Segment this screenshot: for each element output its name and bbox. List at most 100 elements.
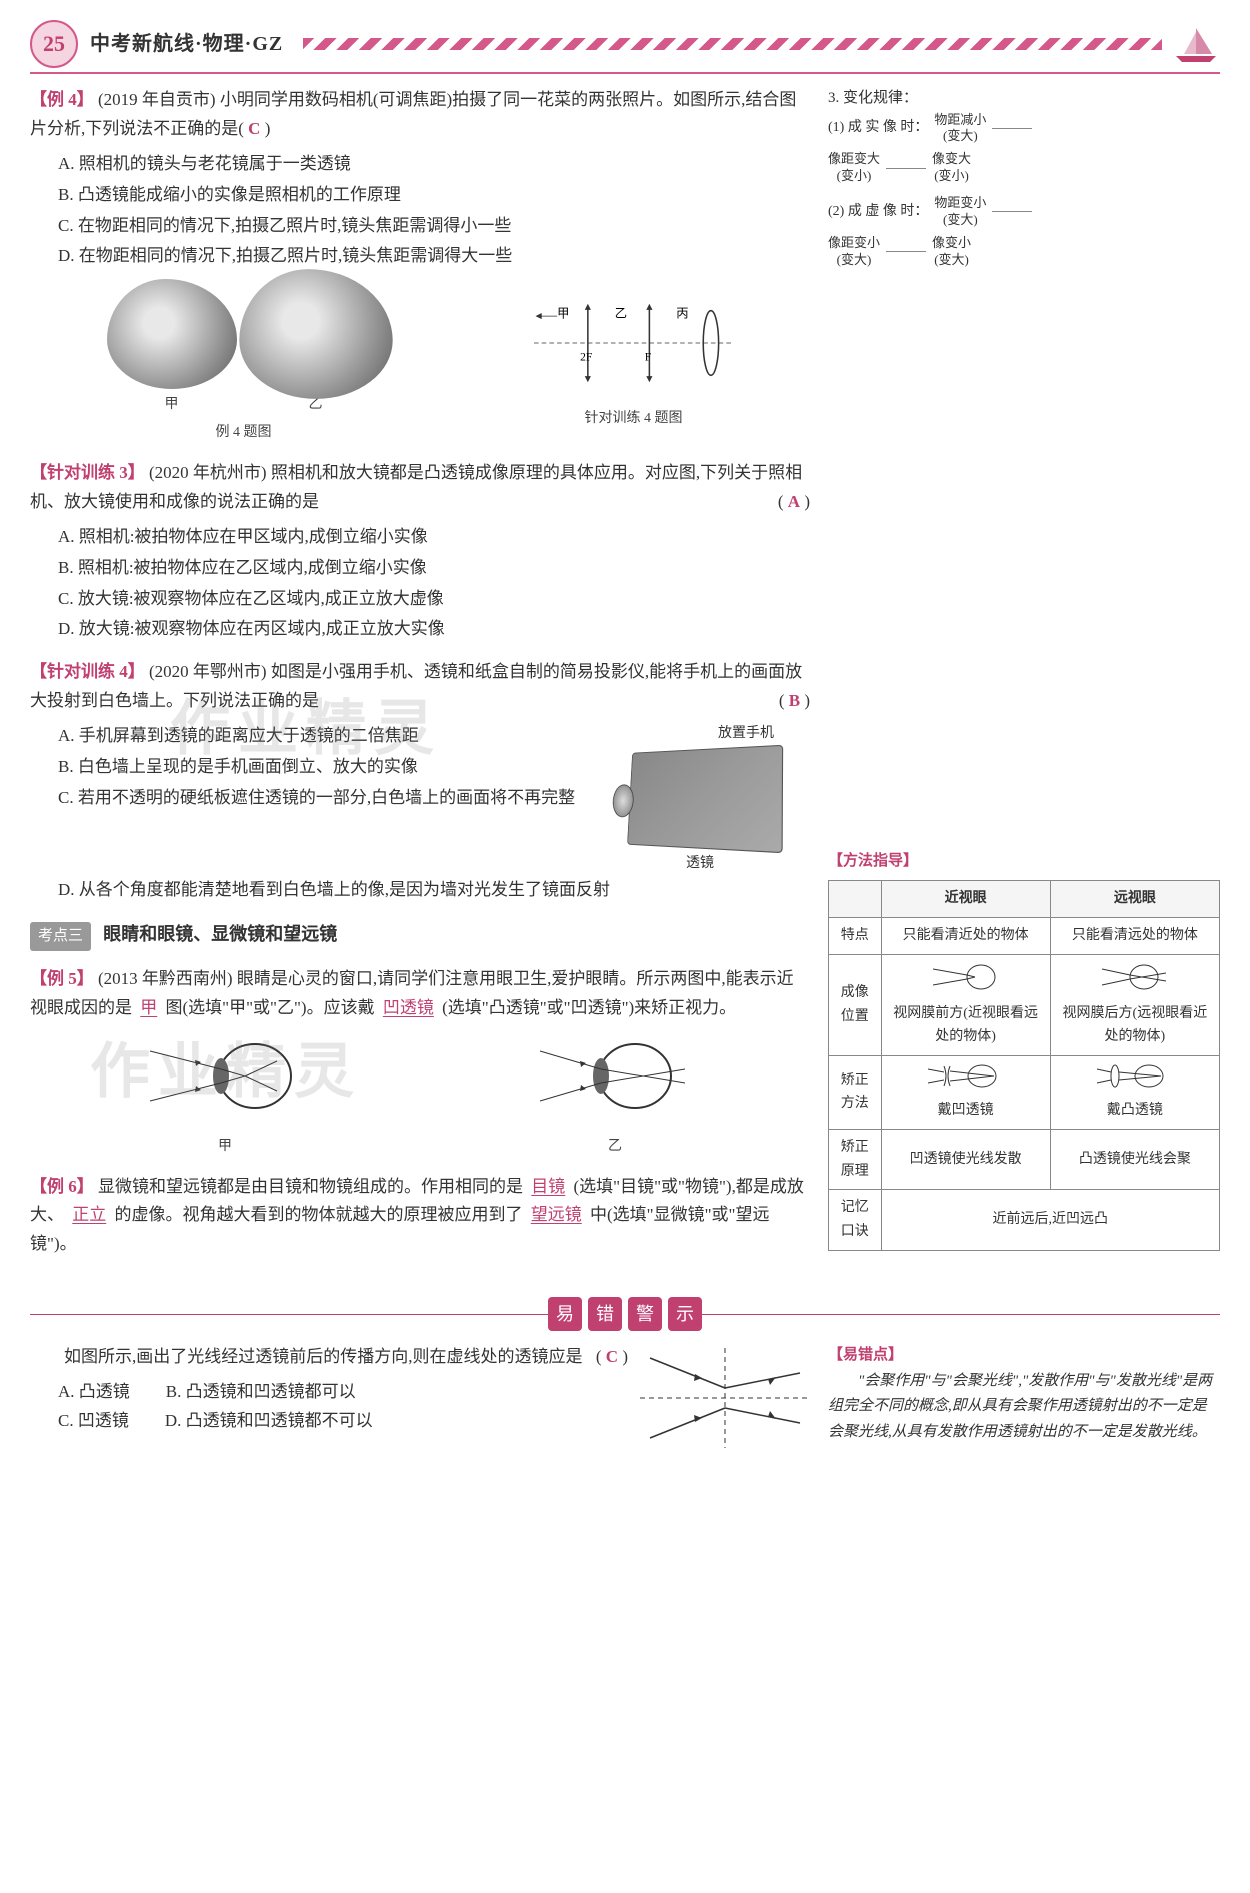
ex4-opt-b: B. 凸透镜能成缩小的实像是照相机的工作原理 [30, 181, 810, 210]
svg-text:丙: 丙 [676, 307, 688, 321]
svg-text:甲: 甲 [557, 307, 569, 321]
eye-figure-row: 甲 乙 [30, 1031, 810, 1159]
fig-label-jia: 甲 [107, 393, 237, 417]
row2-head: 成像位置 [829, 954, 882, 1055]
projector-figure: 放置手机 透镜 [590, 722, 810, 876]
far-eye-icon [1100, 961, 1170, 993]
eye-label-yi: 乙 [535, 1135, 695, 1159]
near-eye-icon [931, 961, 1001, 993]
warn-char-3: 警 [628, 1297, 662, 1331]
sailboat-icon [1172, 24, 1220, 64]
th-far: 远视眼 [1050, 881, 1219, 918]
tr3-answer: A [788, 492, 800, 511]
topic-3-heading: 考点三 眼睛和眼镜、显微镜和望远镜 [30, 919, 810, 952]
projector-lens-label: 透镜 [590, 852, 810, 876]
row3-near: 戴凹透镜 [881, 1056, 1050, 1130]
ex4-stem-end: ) [265, 119, 271, 138]
rules-title: 3. 变化规律： [828, 86, 1220, 112]
topic-3-box: 考点三 [30, 922, 91, 952]
warnq-opt-d: D. 凸透镜和凹透镜都不可以 [165, 1407, 373, 1436]
row3-head: 矫正方法 [829, 1056, 882, 1130]
ex5-answer2: 凹透镜 [379, 998, 438, 1017]
warn-char-1: 易 [548, 1297, 582, 1331]
row4-near: 凹透镜使光线发散 [881, 1129, 1050, 1190]
ex4-opt-d: D. 在物距相同的情况下,拍摄乙照片时,镜头焦距需调得大一些 [30, 242, 810, 271]
row1-near: 只能看清近处的物体 [881, 917, 1050, 954]
ex6-answer2: 正立 [68, 1205, 110, 1224]
example-6: 【例 6】 显微镜和望远镜都是由目镜和物镜组成的。作用相同的是 目镜 (选填"目… [30, 1173, 810, 1260]
tr3-opt-d: D. 放大镜:被观察物体应在丙区域内,成正立放大实像 [30, 615, 810, 644]
row3-far: 戴凸透镜 [1050, 1056, 1219, 1130]
warning-question: 如图所示,画出了光线经过透镜前后的传播方向,则在虚线处的透镜应是 ( C ) A… [30, 1343, 810, 1453]
row5-text: 近前远后,近凹远凸 [881, 1190, 1219, 1251]
row1-head: 特点 [829, 917, 882, 954]
tr3-tag: 【针对训练 3】 [30, 463, 145, 482]
svg-text:F: F [644, 352, 650, 364]
method-guide-title: 【方法指导】 [828, 849, 1220, 875]
training-4: 【针对训练 4】 (2020 年鄂州市) 如图是小强用手机、透镜和纸盒自制的简易… [30, 658, 810, 904]
ex6-stem1: 显微镜和望远镜都是由目镜和物镜组成的。作用相同的是 [98, 1177, 523, 1196]
row5-head: 记忆口诀 [829, 1190, 882, 1251]
tr4-answer: B [789, 691, 800, 710]
warn-char-4: 示 [668, 1297, 702, 1331]
ex4-tag: 【例 4】 [30, 90, 94, 109]
rule2-label: (2) 成 虚 像 时： [828, 200, 928, 224]
variation-rules: 3. 变化规律： (1) 成 实 像 时： 物距减小(变大) 像距变大(变小) … [828, 86, 1220, 269]
page-header: 25 中考新航线·物理·GZ [30, 20, 1220, 74]
ex4-opt-c: C. 在物距相同的情况下,拍摄乙照片时,镜头焦距需调得小一些 [30, 212, 810, 241]
ex4-answer: C [248, 119, 260, 138]
eye-diagram-jia [145, 1031, 305, 1121]
lens-diagram: 甲 乙 丙 2F F [534, 293, 734, 393]
ex4-figure-row: 甲 乙 例 4 题图 [30, 279, 810, 445]
training-3: 【针对训练 3】 (2020 年杭州市) 照相机和放大镜都是凸透镜成像原理的具体… [30, 459, 810, 644]
ex6-answer1: 目镜 [527, 1177, 569, 1196]
tr3-opt-c: C. 放大镜:被观察物体应在乙区域内,成正立放大虚像 [30, 585, 810, 614]
row4-head: 矫正原理 [829, 1129, 882, 1190]
topic-3-title: 眼睛和眼镜、显微镜和望远镜 [103, 924, 337, 944]
rule1-label: (1) 成 实 像 时： [828, 116, 928, 140]
ex5-tag: 【例 5】 [30, 969, 94, 988]
tr4-tag: 【针对训练 4】 [30, 662, 145, 681]
concave-correct-icon [926, 1062, 1006, 1090]
projector-phone-label: 放置手机 [590, 722, 810, 746]
tr4-source: (2020 年鄂州市) [149, 662, 267, 681]
header-stripe [303, 38, 1162, 50]
ex5-stem2: 图(选填"甲"或"乙")。应该戴 [166, 998, 375, 1017]
example-4: 【例 4】 (2019 年自贡市) 小明同学用数码相机(可调焦距)拍摄了同一花菜… [30, 86, 810, 445]
warnq-answer: C [606, 1347, 618, 1366]
th-near: 近视眼 [881, 881, 1050, 918]
ex4-opt-a: A. 照相机的镜头与老花镜属于一类透镜 [30, 150, 810, 179]
ex6-stem3: 的虚像。视角越大看到的物体就越大的原理被应用到了 [115, 1205, 523, 1224]
cauliflower-photo-1 [107, 279, 237, 389]
tr3-opt-a: A. 照相机:被拍物体应在甲区域内,成倒立缩小实像 [30, 523, 810, 552]
ex6-tag: 【例 6】 [30, 1177, 94, 1196]
yi-text: "会聚作用"与"会聚光线","发散作用"与"发散光线"是两组完全不同的概念,即从… [828, 1369, 1220, 1446]
tr4-opt-d: D. 从各个角度都能清楚地看到白色墙上的像,是因为墙对光发生了镜面反射 [30, 876, 810, 905]
tr3-source: (2020 年杭州市) [149, 463, 267, 482]
row4-far: 凸透镜使光线会聚 [1050, 1129, 1219, 1190]
row1-far: 只能看清远处的物体 [1050, 917, 1219, 954]
row2-near: 视网膜前方(近视眼看远处的物体) [881, 954, 1050, 1055]
warn-char-2: 错 [588, 1297, 622, 1331]
ex6-answer3: 望远镜 [527, 1205, 586, 1224]
side-column: 3. 变化规律： (1) 成 实 像 时： 物距减小(变大) 像距变大(变小) … [828, 86, 1220, 1273]
convex-correct-icon [1095, 1062, 1175, 1090]
vision-table: 近视眼 远视眼 特点 只能看清近处的物体 只能看清远处的物体 成像位置 [828, 880, 1220, 1251]
warnq-opt-a: A. 凸透镜 [58, 1378, 130, 1407]
row2-far: 视网膜后方(远视眼看近处的物体) [1050, 954, 1219, 1055]
main-column: 【例 4】 (2019 年自贡市) 小明同学用数码相机(可调焦距)拍摄了同一花菜… [30, 86, 810, 1273]
example-5: 【例 5】 (2013 年黔西南州) 眼睛是心灵的窗口,请同学们注意用眼卫生,爱… [30, 965, 810, 1158]
ex4-fig-caption: 例 4 题图 [107, 421, 381, 445]
yi-title: 【易错点】 [828, 1343, 1220, 1369]
eye-label-jia: 甲 [145, 1135, 305, 1159]
warnq-opt-c: C. 凹透镜 [58, 1407, 129, 1436]
svg-text:乙: 乙 [614, 307, 626, 321]
ex5-answer1: 甲 [136, 998, 161, 1017]
ex5-source: (2013 年黔西南州) [98, 969, 233, 988]
warnq-opt-b: B. 凸透镜和凹透镜都可以 [166, 1378, 356, 1407]
ex4-source: (2019 年自贡市) [98, 90, 216, 109]
warning-banner: 易 错 警 示 [30, 1297, 1220, 1331]
yi-cuodian: 【易错点】 "会聚作用"与"会聚光线","发散作用"与"发散光线"是两组完全不同… [828, 1343, 1220, 1453]
page-number-badge: 25 [30, 20, 78, 68]
tr3-stem: 照相机和放大镜都是凸透镜成像原理的具体应用。对应图,下列关于照相机、放大镜使用和… [30, 463, 802, 511]
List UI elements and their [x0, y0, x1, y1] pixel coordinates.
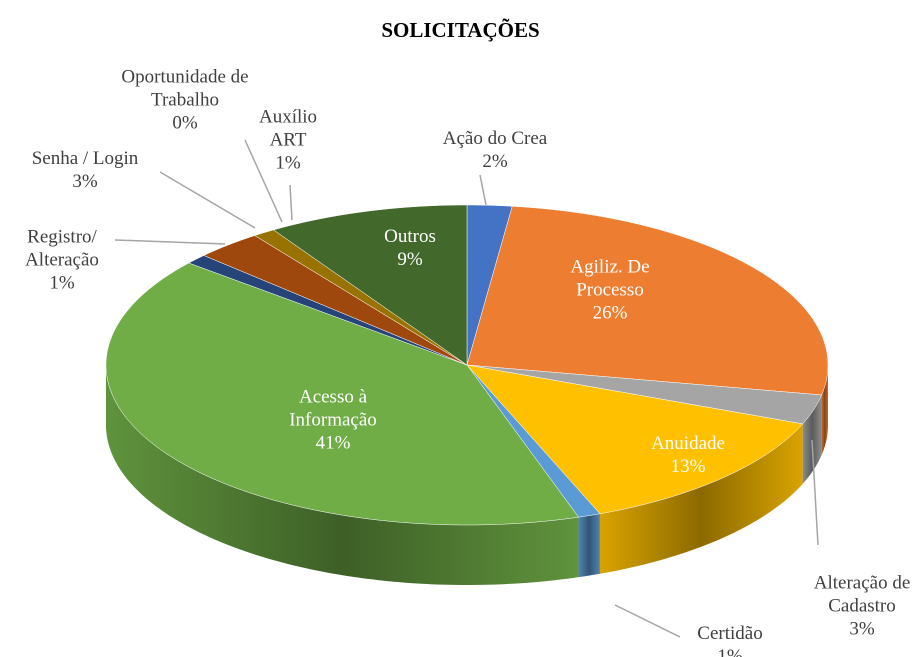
pie-side-shade: [802, 394, 822, 484]
data-label: Anuidade 13%: [628, 432, 748, 478]
pie-side-shade: [106, 365, 579, 585]
category-label: Anuidade: [651, 433, 725, 454]
data-label: Acesso à Informação 41%: [263, 386, 403, 455]
pie-slice: [272, 204, 468, 366]
data-label: Agiliz. De Processo 26%: [550, 256, 670, 325]
leader-line: [159, 171, 256, 229]
value-label: 26%: [592, 302, 628, 324]
data-label: Registro/ Alteração 1%: [7, 226, 117, 295]
pie-side-shade: [599, 423, 803, 574]
leader-line: [479, 174, 487, 206]
category-label: Registro/ Alteração: [25, 226, 99, 271]
leader-line: [811, 439, 819, 546]
data-label: Oportunidade de Trabalho 0%: [95, 66, 275, 135]
category-label: Ação do Crea: [442, 128, 548, 149]
value-label: 13%: [670, 456, 706, 477]
data-label: Outros 9%: [365, 225, 455, 271]
value-label: 41%: [315, 432, 351, 454]
pie-slice: [466, 364, 822, 425]
value-label: 2%: [482, 151, 508, 172]
leader-line: [289, 184, 293, 221]
value-label: 3%: [849, 618, 875, 640]
data-label: Senha / Login 3%: [0, 147, 170, 193]
category-label: Certidão: [697, 623, 763, 644]
pie-slice: [203, 235, 468, 366]
category-label: Senha / Login: [31, 148, 139, 169]
leader-line: [114, 239, 226, 245]
pie-side-shade: [578, 513, 600, 578]
data-label: Alteração de Cadastro 3%: [797, 572, 921, 641]
data-label: Auxílio ART 1%: [253, 106, 323, 175]
value-label: 9%: [397, 249, 423, 270]
pie-side-shade: [821, 365, 828, 455]
category-label: Alteração de Cadastro: [813, 572, 911, 617]
category-label: Acesso à Informação: [289, 386, 377, 431]
value-label: 3%: [72, 171, 98, 192]
pie-slice: [466, 364, 804, 515]
value-label: 1%: [49, 272, 75, 294]
chart-title: SOLICITAÇÕES: [381, 18, 540, 42]
category-label: Oportunidade de Trabalho: [121, 66, 249, 111]
value-label: 1%: [275, 152, 301, 174]
category-label: Auxílio ART: [258, 106, 318, 151]
value-label: 0%: [172, 112, 198, 134]
leader-line: [614, 604, 681, 638]
pie-slice: [466, 206, 829, 396]
leader-line: [244, 139, 283, 223]
data-label: Certidão 1%: [680, 622, 780, 657]
category-label: Outros: [384, 226, 436, 247]
category-label: Agiliz. De Processo: [570, 256, 650, 301]
value-label: 1%: [717, 646, 743, 657]
pie-slice: [105, 262, 580, 526]
data-label: Ação do Crea 2%: [410, 127, 580, 173]
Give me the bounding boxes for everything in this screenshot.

______________________________

= Directions =
In the records, rewrite the lines from the one containing "pie-side-shade: [802, 394, 822, 484]" through the one containing "value-label: 13%: [670, 456, 706, 477]", inclusive, substituting "connector-line" for "leader-line" and leaving everything else unchanged. Give only those lines.

= Written solution =
pie-side-shade: [802, 394, 822, 484]
data-label: Anuidade 13%: [628, 432, 748, 478]
pie-side-shade: [106, 365, 579, 585]
category-label: Anuidade: [651, 433, 725, 454]
data-label: Acesso à Informação 41%: [263, 386, 403, 455]
pie-slice: [272, 204, 468, 366]
data-label: Agiliz. De Processo 26%: [550, 256, 670, 325]
connector-line: [159, 171, 256, 229]
value-label: 26%: [592, 302, 628, 324]
data-label: Registro/ Alteração 1%: [7, 226, 117, 295]
pie-side-shade: [599, 423, 803, 574]
connector-line: [479, 174, 487, 206]
category-label: Registro/ Alteração: [25, 226, 99, 271]
connector-line: [811, 439, 819, 546]
data-label: Oportunidade de Trabalho 0%: [95, 66, 275, 135]
category-label: Ação do Crea: [442, 128, 548, 149]
value-label: 13%: [670, 456, 706, 477]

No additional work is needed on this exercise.